▶ _Required work_
Extract, word for word, each line from the line holding "Output the underlying" through the end of the records. Omit every picture.

▶ _Record extracts_

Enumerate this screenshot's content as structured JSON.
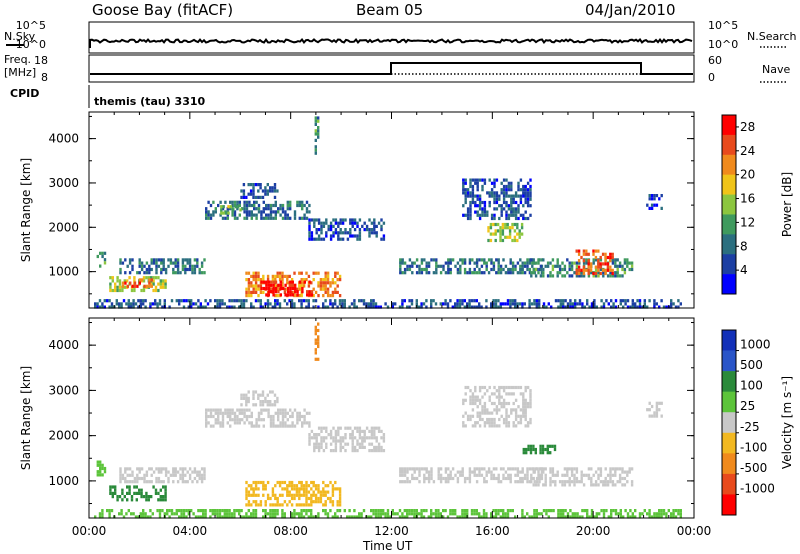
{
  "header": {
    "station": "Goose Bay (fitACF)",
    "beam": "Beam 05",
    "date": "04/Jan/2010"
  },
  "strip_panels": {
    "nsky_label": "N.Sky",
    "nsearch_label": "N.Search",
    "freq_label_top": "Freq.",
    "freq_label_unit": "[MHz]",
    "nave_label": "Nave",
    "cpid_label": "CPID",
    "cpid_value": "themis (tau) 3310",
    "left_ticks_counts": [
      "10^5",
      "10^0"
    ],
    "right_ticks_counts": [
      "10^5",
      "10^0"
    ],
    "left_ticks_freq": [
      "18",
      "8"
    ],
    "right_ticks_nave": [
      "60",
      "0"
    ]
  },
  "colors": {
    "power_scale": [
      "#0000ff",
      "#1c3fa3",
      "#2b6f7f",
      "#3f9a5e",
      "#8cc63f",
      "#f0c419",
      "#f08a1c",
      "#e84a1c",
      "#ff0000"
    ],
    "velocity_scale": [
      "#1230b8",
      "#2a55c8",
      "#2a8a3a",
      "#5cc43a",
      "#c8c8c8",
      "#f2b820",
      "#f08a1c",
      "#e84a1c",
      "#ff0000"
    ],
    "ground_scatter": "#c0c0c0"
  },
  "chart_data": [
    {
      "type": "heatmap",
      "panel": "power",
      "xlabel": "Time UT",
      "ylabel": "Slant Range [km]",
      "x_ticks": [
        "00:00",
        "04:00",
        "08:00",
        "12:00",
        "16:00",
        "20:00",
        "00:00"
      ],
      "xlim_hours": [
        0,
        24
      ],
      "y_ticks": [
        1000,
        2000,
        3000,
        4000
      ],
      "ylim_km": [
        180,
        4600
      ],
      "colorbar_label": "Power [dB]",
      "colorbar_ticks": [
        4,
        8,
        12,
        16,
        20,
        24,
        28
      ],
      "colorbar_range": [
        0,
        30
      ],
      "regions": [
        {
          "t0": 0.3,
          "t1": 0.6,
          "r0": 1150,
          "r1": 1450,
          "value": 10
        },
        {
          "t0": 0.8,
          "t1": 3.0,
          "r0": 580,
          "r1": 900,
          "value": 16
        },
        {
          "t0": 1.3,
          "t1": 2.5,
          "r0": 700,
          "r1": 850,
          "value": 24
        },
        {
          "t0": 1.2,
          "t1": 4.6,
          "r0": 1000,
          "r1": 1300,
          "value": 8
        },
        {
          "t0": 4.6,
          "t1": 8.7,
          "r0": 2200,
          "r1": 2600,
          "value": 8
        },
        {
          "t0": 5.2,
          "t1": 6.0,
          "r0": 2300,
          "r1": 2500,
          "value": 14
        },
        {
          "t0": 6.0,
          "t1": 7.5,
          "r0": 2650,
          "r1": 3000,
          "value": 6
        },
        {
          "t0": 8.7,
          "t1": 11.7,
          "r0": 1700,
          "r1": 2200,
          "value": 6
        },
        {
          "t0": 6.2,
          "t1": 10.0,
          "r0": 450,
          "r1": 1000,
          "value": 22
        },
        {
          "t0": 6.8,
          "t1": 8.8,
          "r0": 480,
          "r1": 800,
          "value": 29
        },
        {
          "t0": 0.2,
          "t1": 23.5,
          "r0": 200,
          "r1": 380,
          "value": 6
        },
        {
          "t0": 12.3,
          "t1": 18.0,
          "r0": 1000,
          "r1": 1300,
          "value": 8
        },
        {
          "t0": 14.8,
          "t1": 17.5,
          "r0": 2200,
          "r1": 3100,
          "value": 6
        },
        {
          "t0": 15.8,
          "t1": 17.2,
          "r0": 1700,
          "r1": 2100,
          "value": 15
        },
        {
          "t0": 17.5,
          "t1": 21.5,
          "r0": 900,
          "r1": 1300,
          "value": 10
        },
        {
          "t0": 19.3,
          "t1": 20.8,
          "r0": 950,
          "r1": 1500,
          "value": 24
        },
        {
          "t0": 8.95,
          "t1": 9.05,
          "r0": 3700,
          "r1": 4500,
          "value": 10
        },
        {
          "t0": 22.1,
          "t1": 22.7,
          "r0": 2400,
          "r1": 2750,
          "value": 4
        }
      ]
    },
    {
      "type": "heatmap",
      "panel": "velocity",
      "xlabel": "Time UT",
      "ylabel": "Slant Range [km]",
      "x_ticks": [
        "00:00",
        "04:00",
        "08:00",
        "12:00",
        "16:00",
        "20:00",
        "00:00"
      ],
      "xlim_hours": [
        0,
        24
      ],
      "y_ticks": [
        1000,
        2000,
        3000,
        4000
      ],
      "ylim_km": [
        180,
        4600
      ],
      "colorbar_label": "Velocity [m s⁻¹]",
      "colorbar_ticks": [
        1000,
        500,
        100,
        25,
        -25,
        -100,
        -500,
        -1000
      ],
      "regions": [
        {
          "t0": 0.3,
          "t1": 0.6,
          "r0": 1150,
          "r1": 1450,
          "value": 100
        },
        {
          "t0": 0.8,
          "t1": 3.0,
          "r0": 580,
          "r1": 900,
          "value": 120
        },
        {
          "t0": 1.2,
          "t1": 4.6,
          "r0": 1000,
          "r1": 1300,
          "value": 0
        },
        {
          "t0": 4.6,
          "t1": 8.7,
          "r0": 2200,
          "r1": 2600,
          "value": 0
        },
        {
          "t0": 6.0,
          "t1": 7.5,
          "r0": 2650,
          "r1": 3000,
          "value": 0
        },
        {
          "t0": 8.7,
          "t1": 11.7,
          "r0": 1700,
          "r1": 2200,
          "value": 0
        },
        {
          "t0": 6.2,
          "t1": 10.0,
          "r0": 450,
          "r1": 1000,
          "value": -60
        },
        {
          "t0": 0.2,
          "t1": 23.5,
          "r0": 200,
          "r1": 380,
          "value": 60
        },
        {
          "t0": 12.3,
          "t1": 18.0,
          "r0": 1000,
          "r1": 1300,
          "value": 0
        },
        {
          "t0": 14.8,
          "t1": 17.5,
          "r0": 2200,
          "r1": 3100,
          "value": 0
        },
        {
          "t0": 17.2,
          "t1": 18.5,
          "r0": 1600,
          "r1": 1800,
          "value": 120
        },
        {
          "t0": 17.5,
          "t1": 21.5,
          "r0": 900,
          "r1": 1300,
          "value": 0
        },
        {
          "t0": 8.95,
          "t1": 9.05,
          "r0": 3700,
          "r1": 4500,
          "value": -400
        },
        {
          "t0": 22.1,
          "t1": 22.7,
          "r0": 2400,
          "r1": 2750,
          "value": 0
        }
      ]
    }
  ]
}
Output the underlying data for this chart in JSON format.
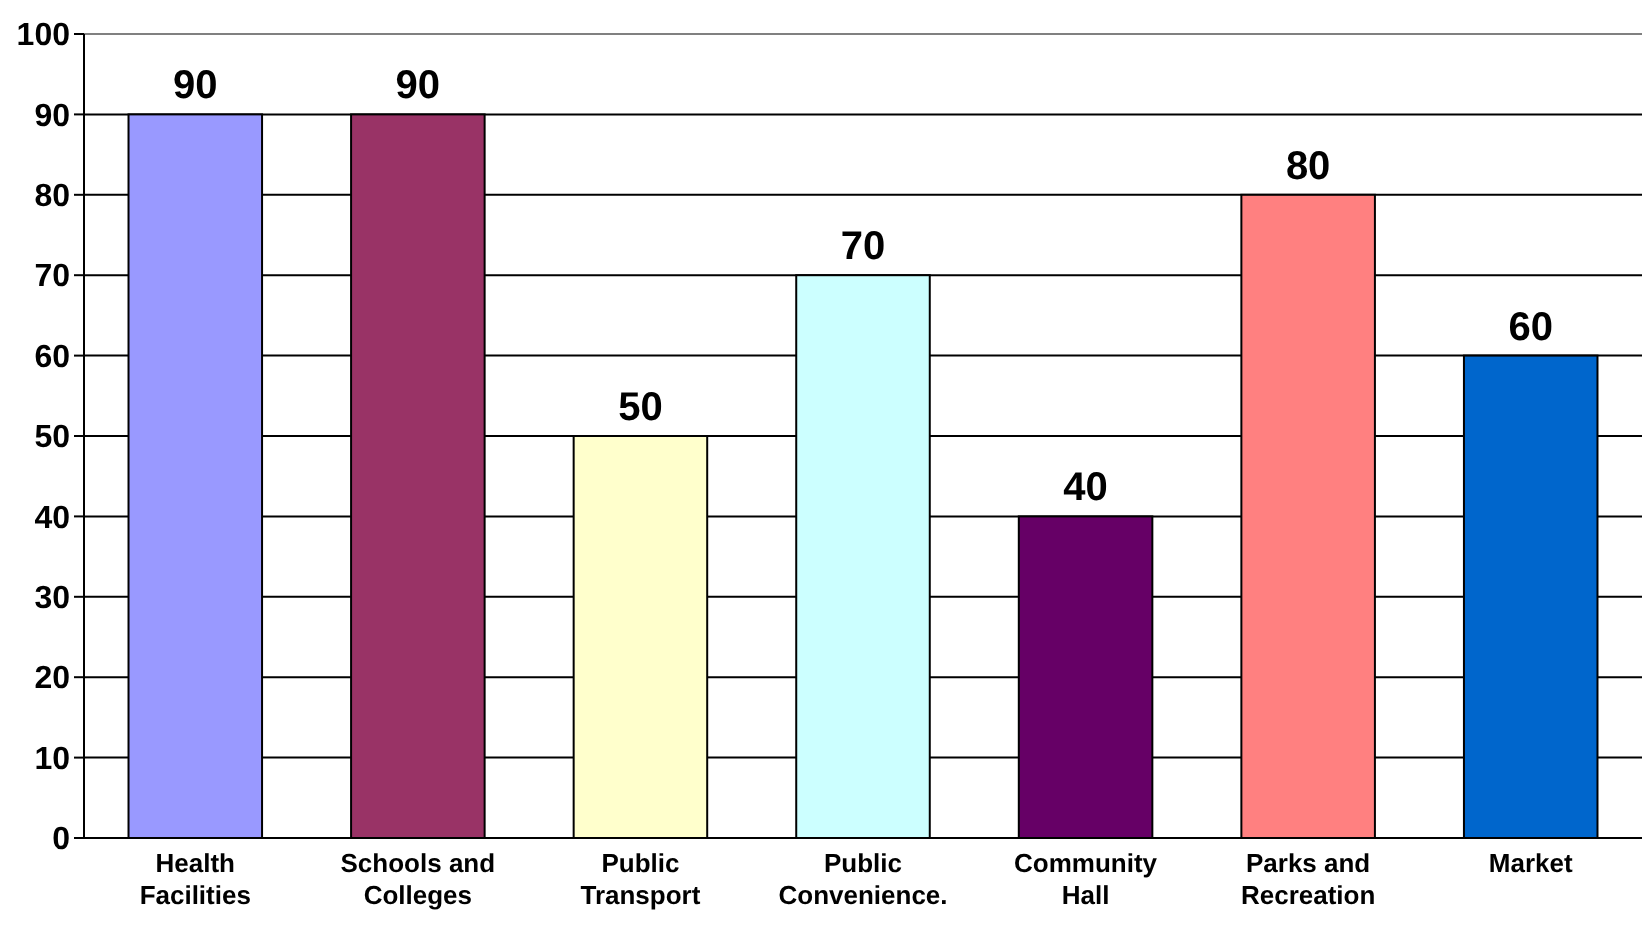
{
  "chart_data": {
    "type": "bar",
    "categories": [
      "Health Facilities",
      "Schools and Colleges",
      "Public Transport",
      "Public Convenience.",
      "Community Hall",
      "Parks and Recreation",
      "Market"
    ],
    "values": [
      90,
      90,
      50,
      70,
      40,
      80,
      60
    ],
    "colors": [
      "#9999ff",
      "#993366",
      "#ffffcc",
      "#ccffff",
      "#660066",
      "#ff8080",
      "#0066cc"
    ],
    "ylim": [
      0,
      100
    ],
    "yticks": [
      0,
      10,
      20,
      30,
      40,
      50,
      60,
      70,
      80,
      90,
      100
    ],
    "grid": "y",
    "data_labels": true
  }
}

▶ _Finished exercise_
Output the underlying data for this chart in JSON format.
{
  "chart_data": {
    "type": "bar",
    "categories": [
      "Health Facilities",
      "Schools and Colleges",
      "Public Transport",
      "Public Convenience.",
      "Community Hall",
      "Parks and Recreation",
      "Market"
    ],
    "values": [
      90,
      90,
      50,
      70,
      40,
      80,
      60
    ],
    "colors": [
      "#9999ff",
      "#993366",
      "#ffffcc",
      "#ccffff",
      "#660066",
      "#ff8080",
      "#0066cc"
    ],
    "ylim": [
      0,
      100
    ],
    "yticks": [
      0,
      10,
      20,
      30,
      40,
      50,
      60,
      70,
      80,
      90,
      100
    ],
    "grid": "y",
    "data_labels": true
  }
}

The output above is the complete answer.